Dataset items:
■ ■ ■ ■ ■ ■ ■

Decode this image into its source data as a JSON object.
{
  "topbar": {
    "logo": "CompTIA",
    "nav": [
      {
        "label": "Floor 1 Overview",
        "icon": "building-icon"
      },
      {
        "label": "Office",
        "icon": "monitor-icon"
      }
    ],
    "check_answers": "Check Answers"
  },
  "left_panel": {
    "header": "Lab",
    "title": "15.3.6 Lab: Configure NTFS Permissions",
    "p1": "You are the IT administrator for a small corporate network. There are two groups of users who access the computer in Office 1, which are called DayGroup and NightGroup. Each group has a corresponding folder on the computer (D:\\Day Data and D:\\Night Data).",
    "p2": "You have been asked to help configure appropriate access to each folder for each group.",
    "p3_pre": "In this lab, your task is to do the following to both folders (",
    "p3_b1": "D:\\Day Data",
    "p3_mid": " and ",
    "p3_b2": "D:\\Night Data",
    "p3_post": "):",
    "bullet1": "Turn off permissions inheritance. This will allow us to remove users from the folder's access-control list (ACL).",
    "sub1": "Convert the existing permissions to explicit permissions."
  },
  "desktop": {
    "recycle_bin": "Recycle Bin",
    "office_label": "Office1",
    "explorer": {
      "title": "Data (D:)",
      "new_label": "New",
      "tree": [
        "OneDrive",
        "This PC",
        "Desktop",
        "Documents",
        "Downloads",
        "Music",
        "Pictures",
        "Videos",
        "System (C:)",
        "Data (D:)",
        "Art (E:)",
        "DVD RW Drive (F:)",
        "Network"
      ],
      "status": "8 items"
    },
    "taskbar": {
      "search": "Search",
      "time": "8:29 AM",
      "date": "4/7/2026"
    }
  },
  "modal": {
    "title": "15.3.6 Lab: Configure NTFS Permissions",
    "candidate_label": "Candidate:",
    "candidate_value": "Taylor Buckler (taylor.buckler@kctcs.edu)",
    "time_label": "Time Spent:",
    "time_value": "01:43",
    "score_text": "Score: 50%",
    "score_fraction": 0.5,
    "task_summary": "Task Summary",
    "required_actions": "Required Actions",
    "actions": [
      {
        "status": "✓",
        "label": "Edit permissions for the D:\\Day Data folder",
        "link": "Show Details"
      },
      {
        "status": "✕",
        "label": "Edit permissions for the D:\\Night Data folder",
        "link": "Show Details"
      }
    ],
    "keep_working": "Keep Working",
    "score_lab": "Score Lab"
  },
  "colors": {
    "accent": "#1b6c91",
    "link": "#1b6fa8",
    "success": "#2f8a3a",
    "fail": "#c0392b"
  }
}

■ ■ ■ ■ ■ ■ ■

Word for word, quote all of the data above.

Reply to the exercise:
Decode this image into its source data as a JSON object.
{
  "topbar": {
    "logo": "CompTIA",
    "nav": [
      {
        "label": "Floor 1 Overview",
        "icon": "building-icon"
      },
      {
        "label": "Office",
        "icon": "monitor-icon"
      }
    ],
    "check_answers": "Check Answers"
  },
  "left_panel": {
    "header": "Lab",
    "title": "15.3.6 Lab: Configure NTFS Permissions",
    "p1": "You are the IT administrator for a small corporate network. There are two groups of users who access the computer in Office 1, which are called DayGroup and NightGroup. Each group has a corresponding folder on the computer (D:\\Day Data and D:\\Night Data).",
    "p2": "You have been asked to help configure appropriate access to each folder for each group.",
    "p3_pre": "In this lab, your task is to do the following to both folders (",
    "p3_b1": "D:\\Day Data",
    "p3_mid": " and ",
    "p3_b2": "D:\\Night Data",
    "p3_post": "):",
    "bullet1": "Turn off permissions inheritance. This will allow us to remove users from the folder's access-control list (ACL).",
    "sub1": "Convert the existing permissions to explicit permissions."
  },
  "desktop": {
    "recycle_bin": "Recycle Bin",
    "office_label": "Office1",
    "explorer": {
      "title": "Data (D:)",
      "new_label": "New",
      "tree": [
        "OneDrive",
        "This PC",
        "Desktop",
        "Documents",
        "Downloads",
        "Music",
        "Pictures",
        "Videos",
        "System (C:)",
        "Data (D:)",
        "Art (E:)",
        "DVD RW Drive (F:)",
        "Network"
      ],
      "status": "8 items"
    },
    "taskbar": {
      "search": "Search",
      "time": "8:29 AM",
      "date": "4/7/2026"
    }
  },
  "modal": {
    "title": "15.3.6 Lab: Configure NTFS Permissions",
    "candidate_label": "Candidate:",
    "candidate_value": "Taylor Buckler (taylor.buckler@kctcs.edu)",
    "time_label": "Time Spent:",
    "time_value": "01:43",
    "score_text": "Score: 50%",
    "score_fraction": 0.5,
    "task_summary": "Task Summary",
    "required_actions": "Required Actions",
    "actions": [
      {
        "status": "✓",
        "label": "Edit permissions for the D:\\Day Data folder",
        "link": "Show Details"
      },
      {
        "status": "✕",
        "label": "Edit permissions for the D:\\Night Data folder",
        "link": "Show Details"
      }
    ],
    "keep_working": "Keep Working",
    "score_lab": "Score Lab"
  },
  "colors": {
    "accent": "#1b6c91",
    "link": "#1b6fa8",
    "success": "#2f8a3a",
    "fail": "#c0392b"
  }
}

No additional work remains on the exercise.